** START **

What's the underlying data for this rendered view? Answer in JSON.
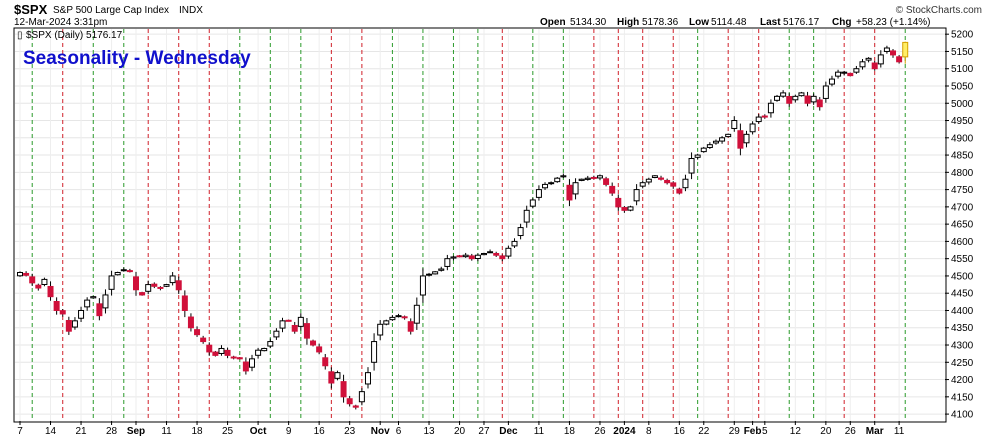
{
  "header": {
    "symbol": "$SPX",
    "name": "S&P 500 Large Cap Index",
    "exchange": "INDX",
    "date_time": "12-Mar-2024 3:31pm",
    "brand": "© StockCharts.com",
    "open_label": "Open",
    "open_value": "5134.30",
    "high_label": "High",
    "high_value": "5178.36",
    "low_label": "Low",
    "low_value": "5114.48",
    "last_label": "Last",
    "last_value": "5176.17",
    "chg_label": "Chg",
    "chg_value": "+58.23 (+1.14%)"
  },
  "legend_text": "$SPX (Daily) 5176.17",
  "annotation": "Seasonality - Wednesday",
  "colors": {
    "up_body": "#ffffff",
    "down_body": "#d0103a",
    "candle_outline": "#000000",
    "current_body": "#ffee66",
    "current_outline": "#d4a000",
    "wednesday_up_line": "#2a9a2a",
    "wednesday_down_line": "#d0202a",
    "annotation": "#1010cc"
  },
  "chart_data": {
    "type": "candlestick",
    "title": "$SPX S&P 500 Large Cap Index INDX",
    "ylim": [
      4080,
      5215
    ],
    "y_ticks": [
      4100,
      4150,
      4200,
      4250,
      4300,
      4350,
      4400,
      4450,
      4500,
      4550,
      4600,
      4650,
      4700,
      4750,
      4800,
      4850,
      4900,
      4950,
      5000,
      5050,
      5100,
      5150,
      5200
    ],
    "x_tick_labels": [
      {
        "i": 0,
        "label": "7"
      },
      {
        "i": 5,
        "label": "14"
      },
      {
        "i": 10,
        "label": "21"
      },
      {
        "i": 15,
        "label": "28"
      },
      {
        "i": 19,
        "label": "Sep"
      },
      {
        "i": 24,
        "label": "11"
      },
      {
        "i": 29,
        "label": "18"
      },
      {
        "i": 34,
        "label": "25"
      },
      {
        "i": 39,
        "label": "Oct"
      },
      {
        "i": 44,
        "label": "9"
      },
      {
        "i": 49,
        "label": "16"
      },
      {
        "i": 54,
        "label": "23"
      },
      {
        "i": 59,
        "label": "Nov"
      },
      {
        "i": 62,
        "label": "6"
      },
      {
        "i": 67,
        "label": "13"
      },
      {
        "i": 72,
        "label": "20"
      },
      {
        "i": 76,
        "label": "27"
      },
      {
        "i": 80,
        "label": "Dec"
      },
      {
        "i": 85,
        "label": "11"
      },
      {
        "i": 90,
        "label": "18"
      },
      {
        "i": 95,
        "label": "26"
      },
      {
        "i": 99,
        "label": "2024"
      },
      {
        "i": 103,
        "label": "8"
      },
      {
        "i": 108,
        "label": "16"
      },
      {
        "i": 112,
        "label": "22"
      },
      {
        "i": 117,
        "label": "29"
      },
      {
        "i": 120,
        "label": "Feb"
      },
      {
        "i": 122,
        "label": "5"
      },
      {
        "i": 127,
        "label": "12"
      },
      {
        "i": 132,
        "label": "20"
      },
      {
        "i": 136,
        "label": "26"
      },
      {
        "i": 140,
        "label": "Mar"
      },
      {
        "i": 144,
        "label": "11"
      }
    ],
    "wednesdays": [
      {
        "i": 2,
        "result": "up"
      },
      {
        "i": 7,
        "result": "down"
      },
      {
        "i": 12,
        "result": "up"
      },
      {
        "i": 17,
        "result": "up"
      },
      {
        "i": 21,
        "result": "down"
      },
      {
        "i": 26,
        "result": "down"
      },
      {
        "i": 31,
        "result": "down"
      },
      {
        "i": 36,
        "result": "up"
      },
      {
        "i": 41,
        "result": "up"
      },
      {
        "i": 46,
        "result": "up"
      },
      {
        "i": 51,
        "result": "down"
      },
      {
        "i": 56,
        "result": "down"
      },
      {
        "i": 61,
        "result": "up"
      },
      {
        "i": 66,
        "result": "up"
      },
      {
        "i": 71,
        "result": "up"
      },
      {
        "i": 75,
        "result": "up"
      },
      {
        "i": 79,
        "result": "down"
      },
      {
        "i": 84,
        "result": "up"
      },
      {
        "i": 89,
        "result": "up"
      },
      {
        "i": 94,
        "result": "down"
      },
      {
        "i": 98,
        "result": "down"
      },
      {
        "i": 102,
        "result": "down"
      },
      {
        "i": 107,
        "result": "down"
      },
      {
        "i": 111,
        "result": "up"
      },
      {
        "i": 116,
        "result": "down"
      },
      {
        "i": 121,
        "result": "down"
      },
      {
        "i": 126,
        "result": "up"
      },
      {
        "i": 130,
        "result": "up"
      },
      {
        "i": 135,
        "result": "down"
      },
      {
        "i": 140,
        "result": "down"
      },
      {
        "i": 145,
        "result": "up"
      }
    ],
    "closes": [
      4510,
      4502,
      4480,
      4465,
      4490,
      4440,
      4400,
      4390,
      4340,
      4370,
      4400,
      4430,
      4440,
      4385,
      4445,
      4500,
      4510,
      4518,
      4515,
      4460,
      4445,
      4475,
      4470,
      4465,
      4475,
      4500,
      4460,
      4400,
      4350,
      4330,
      4310,
      4280,
      4270,
      4290,
      4270,
      4265,
      4260,
      4225,
      4260,
      4285,
      4290,
      4310,
      4340,
      4370,
      4370,
      4340,
      4380,
      4320,
      4300,
      4280,
      4240,
      4190,
      4220,
      4150,
      4130,
      4120,
      4165,
      4220,
      4310,
      4360,
      4370,
      4380,
      4385,
      4380,
      4340,
      4415,
      4500,
      4505,
      4512,
      4520,
      4550,
      4555,
      4556,
      4560,
      4550,
      4560,
      4565,
      4570,
      4560,
      4550,
      4580,
      4600,
      4640,
      4690,
      4720,
      4750,
      4765,
      4770,
      4783,
      4790,
      4720,
      4770,
      4780,
      4783,
      4785,
      4790,
      4765,
      4740,
      4700,
      4690,
      4700,
      4750,
      4770,
      4780,
      4790,
      4780,
      4770,
      4760,
      4740,
      4780,
      4840,
      4850,
      4870,
      4880,
      4890,
      4900,
      4910,
      4950,
      4870,
      4910,
      4940,
      4960,
      4960,
      5000,
      5020,
      5030,
      5000,
      5020,
      5030,
      5000,
      5020,
      4990,
      5050,
      5070,
      5090,
      5090,
      5080,
      5100,
      5120,
      5130,
      5100,
      5140,
      5160,
      5140,
      5120,
      5176
    ],
    "first_open": 4500,
    "last_bar": {
      "open": 5134.3,
      "high": 5178.36,
      "low": 5114.48,
      "close": 5176.17
    }
  }
}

** END **

* EXERCISE *
Retype the data above exactly; pictures are not part of the copy.

* RESULT *
What's the underlying data for this rendered view? Answer in JSON.
{
  "header": {
    "symbol": "$SPX",
    "name": "S&P 500 Large Cap Index",
    "exchange": "INDX",
    "date_time": "12-Mar-2024 3:31pm",
    "brand": "© StockCharts.com",
    "open_label": "Open",
    "open_value": "5134.30",
    "high_label": "High",
    "high_value": "5178.36",
    "low_label": "Low",
    "low_value": "5114.48",
    "last_label": "Last",
    "last_value": "5176.17",
    "chg_label": "Chg",
    "chg_value": "+58.23 (+1.14%)"
  },
  "legend_text": "$SPX (Daily) 5176.17",
  "annotation": "Seasonality - Wednesday",
  "colors": {
    "up_body": "#ffffff",
    "down_body": "#d0103a",
    "candle_outline": "#000000",
    "current_body": "#ffee66",
    "current_outline": "#d4a000",
    "wednesday_up_line": "#2a9a2a",
    "wednesday_down_line": "#d0202a",
    "annotation": "#1010cc"
  },
  "chart_data": {
    "type": "candlestick",
    "title": "$SPX S&P 500 Large Cap Index INDX",
    "ylim": [
      4080,
      5215
    ],
    "y_ticks": [
      4100,
      4150,
      4200,
      4250,
      4300,
      4350,
      4400,
      4450,
      4500,
      4550,
      4600,
      4650,
      4700,
      4750,
      4800,
      4850,
      4900,
      4950,
      5000,
      5050,
      5100,
      5150,
      5200
    ],
    "x_tick_labels": [
      {
        "i": 0,
        "label": "7"
      },
      {
        "i": 5,
        "label": "14"
      },
      {
        "i": 10,
        "label": "21"
      },
      {
        "i": 15,
        "label": "28"
      },
      {
        "i": 19,
        "label": "Sep"
      },
      {
        "i": 24,
        "label": "11"
      },
      {
        "i": 29,
        "label": "18"
      },
      {
        "i": 34,
        "label": "25"
      },
      {
        "i": 39,
        "label": "Oct"
      },
      {
        "i": 44,
        "label": "9"
      },
      {
        "i": 49,
        "label": "16"
      },
      {
        "i": 54,
        "label": "23"
      },
      {
        "i": 59,
        "label": "Nov"
      },
      {
        "i": 62,
        "label": "6"
      },
      {
        "i": 67,
        "label": "13"
      },
      {
        "i": 72,
        "label": "20"
      },
      {
        "i": 76,
        "label": "27"
      },
      {
        "i": 80,
        "label": "Dec"
      },
      {
        "i": 85,
        "label": "11"
      },
      {
        "i": 90,
        "label": "18"
      },
      {
        "i": 95,
        "label": "26"
      },
      {
        "i": 99,
        "label": "2024"
      },
      {
        "i": 103,
        "label": "8"
      },
      {
        "i": 108,
        "label": "16"
      },
      {
        "i": 112,
        "label": "22"
      },
      {
        "i": 117,
        "label": "29"
      },
      {
        "i": 120,
        "label": "Feb"
      },
      {
        "i": 122,
        "label": "5"
      },
      {
        "i": 127,
        "label": "12"
      },
      {
        "i": 132,
        "label": "20"
      },
      {
        "i": 136,
        "label": "26"
      },
      {
        "i": 140,
        "label": "Mar"
      },
      {
        "i": 144,
        "label": "11"
      }
    ],
    "wednesdays": [
      {
        "i": 2,
        "result": "up"
      },
      {
        "i": 7,
        "result": "down"
      },
      {
        "i": 12,
        "result": "up"
      },
      {
        "i": 17,
        "result": "up"
      },
      {
        "i": 21,
        "result": "down"
      },
      {
        "i": 26,
        "result": "down"
      },
      {
        "i": 31,
        "result": "down"
      },
      {
        "i": 36,
        "result": "up"
      },
      {
        "i": 41,
        "result": "up"
      },
      {
        "i": 46,
        "result": "up"
      },
      {
        "i": 51,
        "result": "down"
      },
      {
        "i": 56,
        "result": "down"
      },
      {
        "i": 61,
        "result": "up"
      },
      {
        "i": 66,
        "result": "up"
      },
      {
        "i": 71,
        "result": "up"
      },
      {
        "i": 75,
        "result": "up"
      },
      {
        "i": 79,
        "result": "down"
      },
      {
        "i": 84,
        "result": "up"
      },
      {
        "i": 89,
        "result": "up"
      },
      {
        "i": 94,
        "result": "down"
      },
      {
        "i": 98,
        "result": "down"
      },
      {
        "i": 102,
        "result": "down"
      },
      {
        "i": 107,
        "result": "down"
      },
      {
        "i": 111,
        "result": "up"
      },
      {
        "i": 116,
        "result": "down"
      },
      {
        "i": 121,
        "result": "down"
      },
      {
        "i": 126,
        "result": "up"
      },
      {
        "i": 130,
        "result": "up"
      },
      {
        "i": 135,
        "result": "down"
      },
      {
        "i": 140,
        "result": "down"
      },
      {
        "i": 145,
        "result": "up"
      }
    ],
    "closes": [
      4510,
      4502,
      4480,
      4465,
      4490,
      4440,
      4400,
      4390,
      4340,
      4370,
      4400,
      4430,
      4440,
      4385,
      4445,
      4500,
      4510,
      4518,
      4515,
      4460,
      4445,
      4475,
      4470,
      4465,
      4475,
      4500,
      4460,
      4400,
      4350,
      4330,
      4310,
      4280,
      4270,
      4290,
      4270,
      4265,
      4260,
      4225,
      4260,
      4285,
      4290,
      4310,
      4340,
      4370,
      4370,
      4340,
      4380,
      4320,
      4300,
      4280,
      4240,
      4190,
      4220,
      4150,
      4130,
      4120,
      4165,
      4220,
      4310,
      4360,
      4370,
      4380,
      4385,
      4380,
      4340,
      4415,
      4500,
      4505,
      4512,
      4520,
      4550,
      4555,
      4556,
      4560,
      4550,
      4560,
      4565,
      4570,
      4560,
      4550,
      4580,
      4600,
      4640,
      4690,
      4720,
      4750,
      4765,
      4770,
      4783,
      4790,
      4720,
      4770,
      4780,
      4783,
      4785,
      4790,
      4765,
      4740,
      4700,
      4690,
      4700,
      4750,
      4770,
      4780,
      4790,
      4780,
      4770,
      4760,
      4740,
      4780,
      4840,
      4850,
      4870,
      4880,
      4890,
      4900,
      4910,
      4950,
      4870,
      4910,
      4940,
      4960,
      4960,
      5000,
      5020,
      5030,
      5000,
      5020,
      5030,
      5000,
      5020,
      4990,
      5050,
      5070,
      5090,
      5090,
      5080,
      5100,
      5120,
      5130,
      5100,
      5140,
      5160,
      5140,
      5120,
      5176
    ],
    "first_open": 4500,
    "last_bar": {
      "open": 5134.3,
      "high": 5178.36,
      "low": 5114.48,
      "close": 5176.17
    }
  }
}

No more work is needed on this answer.